── Data for processing ──

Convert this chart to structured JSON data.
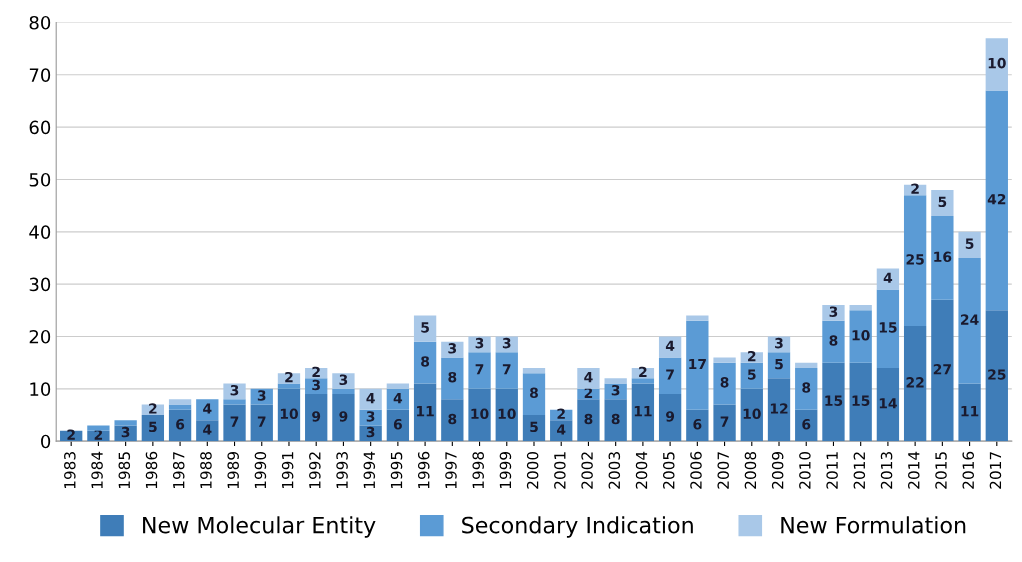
{
  "chart_data": {
    "type": "bar",
    "stacked": true,
    "categories": [
      "1983",
      "1984",
      "1985",
      "1986",
      "1987",
      "1988",
      "1989",
      "1990",
      "1991",
      "1992",
      "1993",
      "1994",
      "1995",
      "1996",
      "1997",
      "1998",
      "1999",
      "2000",
      "2001",
      "2002",
      "2003",
      "2004",
      "2005",
      "2006",
      "2007",
      "2008",
      "2009",
      "2010",
      "2011",
      "2012",
      "2013",
      "2014",
      "2015",
      "2016",
      "2017"
    ],
    "series": [
      {
        "name": "New Molecular Entity",
        "color": "#3f7db8",
        "values": [
          2,
          2,
          3,
          5,
          6,
          4,
          7,
          7,
          10,
          9,
          9,
          3,
          6,
          11,
          8,
          10,
          10,
          5,
          4,
          8,
          8,
          11,
          9,
          6,
          7,
          10,
          12,
          6,
          15,
          15,
          14,
          22,
          27,
          11,
          25
        ],
        "value_labels": [
          "2",
          "2",
          "3",
          "5",
          "6",
          "4",
          "7",
          "7",
          "10",
          "9",
          "9",
          "3",
          "6",
          "11",
          "8",
          "10",
          "10",
          "5",
          "4",
          "8",
          "8",
          "11",
          "9",
          "6",
          "7",
          "10",
          "12",
          "6",
          "15",
          "15",
          "14",
          "22",
          "27",
          "11",
          "25"
        ]
      },
      {
        "name": "Secondary Indication",
        "color": "#5b9bd5",
        "values": [
          0,
          1,
          1,
          0,
          1,
          4,
          1,
          3,
          1,
          3,
          1,
          3,
          4,
          8,
          8,
          7,
          7,
          8,
          2,
          2,
          3,
          1,
          7,
          17,
          8,
          5,
          5,
          8,
          8,
          10,
          15,
          25,
          16,
          24,
          42
        ],
        "value_labels": [
          null,
          null,
          null,
          null,
          null,
          "4",
          null,
          "3",
          null,
          "3",
          null,
          "3",
          "4",
          "8",
          "8",
          "7",
          "7",
          "8",
          "2",
          "2",
          "3",
          null,
          "7",
          "17",
          "8",
          "5",
          "5",
          "8",
          "8",
          "10",
          "15",
          "25",
          "16",
          "24",
          "42"
        ]
      },
      {
        "name": "New Formulation",
        "color": "#a9c8e8",
        "values": [
          0,
          0,
          0,
          2,
          1,
          0,
          3,
          0,
          2,
          2,
          3,
          4,
          1,
          5,
          3,
          3,
          3,
          1,
          0,
          4,
          1,
          2,
          4,
          1,
          1,
          2,
          3,
          1,
          3,
          1,
          4,
          2,
          5,
          5,
          10
        ],
        "value_labels": [
          null,
          null,
          null,
          "2",
          null,
          null,
          "3",
          null,
          "2",
          "2",
          "3",
          "4",
          null,
          "5",
          "3",
          "3",
          "3",
          null,
          null,
          "4",
          null,
          "2",
          "4",
          null,
          null,
          "2",
          "3",
          null,
          "3",
          null,
          "4",
          "2",
          "5",
          "5",
          "10"
        ]
      }
    ],
    "ylim": [
      0,
      80
    ],
    "yticks": [
      0,
      10,
      20,
      30,
      40,
      50,
      60,
      70,
      80
    ],
    "grid": "y",
    "legend": "bottom"
  }
}
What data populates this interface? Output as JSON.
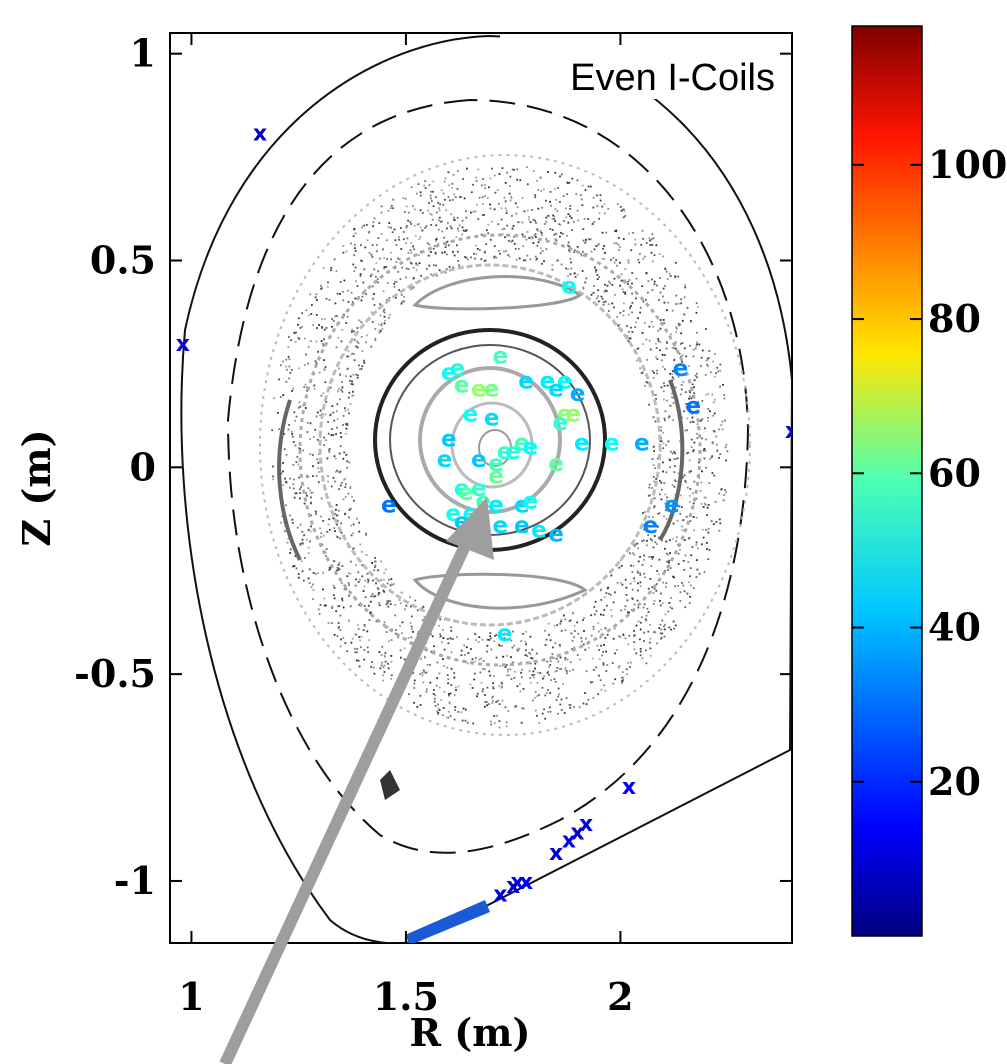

───

Task requirements:
Restate the listing above word for word, and skip the pictures.

Full output:
Convert this chart to structured JSON data.
{
  "chart_data": {
    "type": "bar",
    "stacked": true,
    "categories": [
      "1983",
      "1984",
      "1985",
      "1986",
      "1987",
      "1988",
      "1989",
      "1990",
      "1991",
      "1992",
      "1993",
      "1994",
      "1995",
      "1996",
      "1997",
      "1998",
      "1999",
      "2000",
      "2001",
      "2002",
      "2003",
      "2004",
      "2005",
      "2006",
      "2007",
      "2008",
      "2009",
      "2010",
      "2011",
      "2012",
      "2013",
      "2014",
      "2015",
      "2016",
      "2017"
    ],
    "series": [
      {
        "name": "New Molecular Entity",
        "color": "#3f7db8",
        "values": [
          2,
          2,
          3,
          5,
          6,
          4,
          7,
          7,
          10,
          9,
          9,
          3,
          6,
          11,
          8,
          10,
          10,
          5,
          4,
          8,
          8,
          11,
          9,
          6,
          7,
          10,
          12,
          6,
          15,
          15,
          14,
          22,
          27,
          11,
          25
        ],
        "value_labels": [
          "2",
          "2",
          "3",
          "5",
          "6",
          "4",
          "7",
          "7",
          "10",
          "9",
          "9",
          "3",
          "6",
          "11",
          "8",
          "10",
          "10",
          "5",
          "4",
          "8",
          "8",
          "11",
          "9",
          "6",
          "7",
          "10",
          "12",
          "6",
          "15",
          "15",
          "14",
          "22",
          "27",
          "11",
          "25"
        ]
      },
      {
        "name": "Secondary Indication",
        "color": "#5b9bd5",
        "values": [
          0,
          1,
          1,
          0,
          1,
          4,
          1,
          3,
          1,
          3,
          1,
          3,
          4,
          8,
          8,
          7,
          7,
          8,
          2,
          2,
          3,
          1,
          7,
          17,
          8,
          5,
          5,
          8,
          8,
          10,
          15,
          25,
          16,
          24,
          42
        ],
        "value_labels": [
          null,
          null,
          null,
          null,
          null,
          "4",
          null,
          "3",
          null,
          "3",
          null,
          "3",
          "4",
          "8",
          "8",
          "7",
          "7",
          "8",
          "2",
          "2",
          "3",
          null,
          "7",
          "17",
          "8",
          "5",
          "5",
          "8",
          "8",
          "10",
          "15",
          "25",
          "16",
          "24",
          "42"
        ]
      },
      {
        "name": "New Formulation",
        "color": "#a9c8e8",
        "values": [
          0,
          0,
          0,
          2,
          1,
          0,
          3,
          0,
          2,
          2,
          3,
          4,
          1,
          5,
          3,
          3,
          3,
          1,
          0,
          4,
          1,
          2,
          4,
          1,
          1,
          2,
          3,
          1,
          3,
          1,
          4,
          2,
          5,
          5,
          10
        ],
        "value_labels": [
          null,
          null,
          null,
          "2",
          null,
          null,
          "3",
          null,
          "2",
          "2",
          "3",
          "4",
          null,
          "5",
          "3",
          "3",
          "3",
          null,
          null,
          "4",
          null,
          "2",
          "4",
          null,
          null,
          "2",
          "3",
          null,
          "3",
          null,
          "4",
          "2",
          "5",
          "5",
          "10"
        ]
      }
    ],
    "ylim": [
      0,
      80
    ],
    "yticks": [
      0,
      10,
      20,
      30,
      40,
      50,
      60,
      70,
      80
    ],
    "grid": "y",
    "legend": "bottom"
  }
}
What data populates this interface? Output as JSON.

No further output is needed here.